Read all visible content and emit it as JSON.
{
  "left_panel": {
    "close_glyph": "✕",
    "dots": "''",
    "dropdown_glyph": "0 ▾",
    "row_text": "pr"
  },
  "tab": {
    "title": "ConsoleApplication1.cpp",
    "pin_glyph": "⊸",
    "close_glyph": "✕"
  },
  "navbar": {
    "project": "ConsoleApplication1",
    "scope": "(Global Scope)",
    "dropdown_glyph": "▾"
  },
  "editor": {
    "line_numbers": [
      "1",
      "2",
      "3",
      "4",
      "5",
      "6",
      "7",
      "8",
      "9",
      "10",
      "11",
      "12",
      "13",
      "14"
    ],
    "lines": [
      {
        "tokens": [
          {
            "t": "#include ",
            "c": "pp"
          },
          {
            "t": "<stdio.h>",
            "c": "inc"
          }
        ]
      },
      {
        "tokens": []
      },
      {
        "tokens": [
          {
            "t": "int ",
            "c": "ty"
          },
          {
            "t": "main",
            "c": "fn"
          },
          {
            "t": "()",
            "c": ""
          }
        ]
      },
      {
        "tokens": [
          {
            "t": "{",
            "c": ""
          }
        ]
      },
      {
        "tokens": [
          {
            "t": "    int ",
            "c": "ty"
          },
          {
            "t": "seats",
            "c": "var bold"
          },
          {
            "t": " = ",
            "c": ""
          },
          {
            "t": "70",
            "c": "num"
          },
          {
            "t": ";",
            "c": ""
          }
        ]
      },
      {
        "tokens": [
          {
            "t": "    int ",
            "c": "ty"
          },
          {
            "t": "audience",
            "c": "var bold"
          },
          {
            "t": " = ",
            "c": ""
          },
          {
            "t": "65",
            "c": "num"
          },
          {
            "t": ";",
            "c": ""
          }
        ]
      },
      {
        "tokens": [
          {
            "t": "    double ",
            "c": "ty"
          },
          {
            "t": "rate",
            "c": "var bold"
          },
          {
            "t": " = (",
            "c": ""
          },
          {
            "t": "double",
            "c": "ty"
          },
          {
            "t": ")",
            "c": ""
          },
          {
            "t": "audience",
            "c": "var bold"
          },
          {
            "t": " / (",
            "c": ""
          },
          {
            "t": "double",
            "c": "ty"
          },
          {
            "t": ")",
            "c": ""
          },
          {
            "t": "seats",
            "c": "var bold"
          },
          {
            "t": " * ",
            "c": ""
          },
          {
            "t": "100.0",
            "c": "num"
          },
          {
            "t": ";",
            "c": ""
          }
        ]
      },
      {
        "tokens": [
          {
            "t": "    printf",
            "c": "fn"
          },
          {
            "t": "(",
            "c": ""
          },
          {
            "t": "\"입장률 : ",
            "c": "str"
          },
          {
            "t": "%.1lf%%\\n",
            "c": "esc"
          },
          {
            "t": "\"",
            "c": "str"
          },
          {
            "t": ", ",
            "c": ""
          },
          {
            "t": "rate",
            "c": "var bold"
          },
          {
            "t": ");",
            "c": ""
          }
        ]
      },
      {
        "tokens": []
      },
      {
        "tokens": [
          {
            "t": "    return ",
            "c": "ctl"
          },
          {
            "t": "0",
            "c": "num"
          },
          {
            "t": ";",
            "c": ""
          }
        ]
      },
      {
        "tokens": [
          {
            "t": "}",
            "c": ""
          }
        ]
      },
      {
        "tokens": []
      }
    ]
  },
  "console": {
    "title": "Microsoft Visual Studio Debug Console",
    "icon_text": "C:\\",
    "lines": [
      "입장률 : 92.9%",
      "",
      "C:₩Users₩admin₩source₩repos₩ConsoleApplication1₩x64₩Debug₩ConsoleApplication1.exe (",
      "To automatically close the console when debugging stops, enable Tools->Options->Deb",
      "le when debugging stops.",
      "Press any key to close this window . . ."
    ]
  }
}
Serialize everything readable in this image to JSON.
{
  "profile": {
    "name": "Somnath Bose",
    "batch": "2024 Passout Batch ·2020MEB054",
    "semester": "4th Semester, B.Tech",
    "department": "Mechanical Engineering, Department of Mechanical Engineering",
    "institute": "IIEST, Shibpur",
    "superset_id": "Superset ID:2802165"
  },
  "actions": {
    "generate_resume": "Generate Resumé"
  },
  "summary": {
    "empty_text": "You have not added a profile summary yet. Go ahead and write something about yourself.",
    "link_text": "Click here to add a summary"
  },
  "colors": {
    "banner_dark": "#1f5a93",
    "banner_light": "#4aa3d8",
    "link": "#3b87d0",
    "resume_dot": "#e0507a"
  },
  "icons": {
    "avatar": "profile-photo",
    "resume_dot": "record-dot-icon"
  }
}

→ **Your objective**
Reproduce all of the entries word for word.

→ **Output below**
Read all visible content and emit it as JSON.
{
  "left_panel": {
    "close_glyph": "✕",
    "dots": "''",
    "dropdown_glyph": "0 ▾",
    "row_text": "pr"
  },
  "tab": {
    "title": "ConsoleApplication1.cpp",
    "pin_glyph": "⊸",
    "close_glyph": "✕"
  },
  "navbar": {
    "project": "ConsoleApplication1",
    "scope": "(Global Scope)",
    "dropdown_glyph": "▾"
  },
  "editor": {
    "line_numbers": [
      "1",
      "2",
      "3",
      "4",
      "5",
      "6",
      "7",
      "8",
      "9",
      "10",
      "11",
      "12",
      "13",
      "14"
    ],
    "lines": [
      {
        "tokens": [
          {
            "t": "#include ",
            "c": "pp"
          },
          {
            "t": "<stdio.h>",
            "c": "inc"
          }
        ]
      },
      {
        "tokens": []
      },
      {
        "tokens": [
          {
            "t": "int ",
            "c": "ty"
          },
          {
            "t": "main",
            "c": "fn"
          },
          {
            "t": "()",
            "c": ""
          }
        ]
      },
      {
        "tokens": [
          {
            "t": "{",
            "c": ""
          }
        ]
      },
      {
        "tokens": [
          {
            "t": "    int ",
            "c": "ty"
          },
          {
            "t": "seats",
            "c": "var bold"
          },
          {
            "t": " = ",
            "c": ""
          },
          {
            "t": "70",
            "c": "num"
          },
          {
            "t": ";",
            "c": ""
          }
        ]
      },
      {
        "tokens": [
          {
            "t": "    int ",
            "c": "ty"
          },
          {
            "t": "audience",
            "c": "var bold"
          },
          {
            "t": " = ",
            "c": ""
          },
          {
            "t": "65",
            "c": "num"
          },
          {
            "t": ";",
            "c": ""
          }
        ]
      },
      {
        "tokens": [
          {
            "t": "    double ",
            "c": "ty"
          },
          {
            "t": "rate",
            "c": "var bold"
          },
          {
            "t": " = (",
            "c": ""
          },
          {
            "t": "double",
            "c": "ty"
          },
          {
            "t": ")",
            "c": ""
          },
          {
            "t": "audience",
            "c": "var bold"
          },
          {
            "t": " / (",
            "c": ""
          },
          {
            "t": "double",
            "c": "ty"
          },
          {
            "t": ")",
            "c": ""
          },
          {
            "t": "seats",
            "c": "var bold"
          },
          {
            "t": " * ",
            "c": ""
          },
          {
            "t": "100.0",
            "c": "num"
          },
          {
            "t": ";",
            "c": ""
          }
        ]
      },
      {
        "tokens": [
          {
            "t": "    printf",
            "c": "fn"
          },
          {
            "t": "(",
            "c": ""
          },
          {
            "t": "\"입장률 : ",
            "c": "str"
          },
          {
            "t": "%.1lf%%\\n",
            "c": "esc"
          },
          {
            "t": "\"",
            "c": "str"
          },
          {
            "t": ", ",
            "c": ""
          },
          {
            "t": "rate",
            "c": "var bold"
          },
          {
            "t": ");",
            "c": ""
          }
        ]
      },
      {
        "tokens": []
      },
      {
        "tokens": [
          {
            "t": "    return ",
            "c": "ctl"
          },
          {
            "t": "0",
            "c": "num"
          },
          {
            "t": ";",
            "c": ""
          }
        ]
      },
      {
        "tokens": [
          {
            "t": "}",
            "c": ""
          }
        ]
      },
      {
        "tokens": []
      }
    ]
  },
  "console": {
    "title": "Microsoft Visual Studio Debug Console",
    "icon_text": "C:\\",
    "lines": [
      "입장률 : 92.9%",
      "",
      "C:₩Users₩admin₩source₩repos₩ConsoleApplication1₩x64₩Debug₩ConsoleApplication1.exe (",
      "To automatically close the console when debugging stops, enable Tools->Options->Deb",
      "le when debugging stops.",
      "Press any key to close this window . . ."
    ]
  }
}
Serialize everything readable in this image to JSON.
{
  "profile": {
    "name": "Somnath Bose",
    "batch": "2024 Passout Batch ·2020MEB054",
    "semester": "4th Semester, B.Tech",
    "department": "Mechanical Engineering, Department of Mechanical Engineering",
    "institute": "IIEST, Shibpur",
    "superset_id": "Superset ID:2802165"
  },
  "actions": {
    "generate_resume": "Generate Resumé"
  },
  "summary": {
    "empty_text": "You have not added a profile summary yet. Go ahead and write something about yourself.",
    "link_text": "Click here to add a summary"
  },
  "colors": {
    "banner_dark": "#1f5a93",
    "banner_light": "#4aa3d8",
    "link": "#3b87d0",
    "resume_dot": "#e0507a"
  },
  "icons": {
    "avatar": "profile-photo",
    "resume_dot": "record-dot-icon"
  }
}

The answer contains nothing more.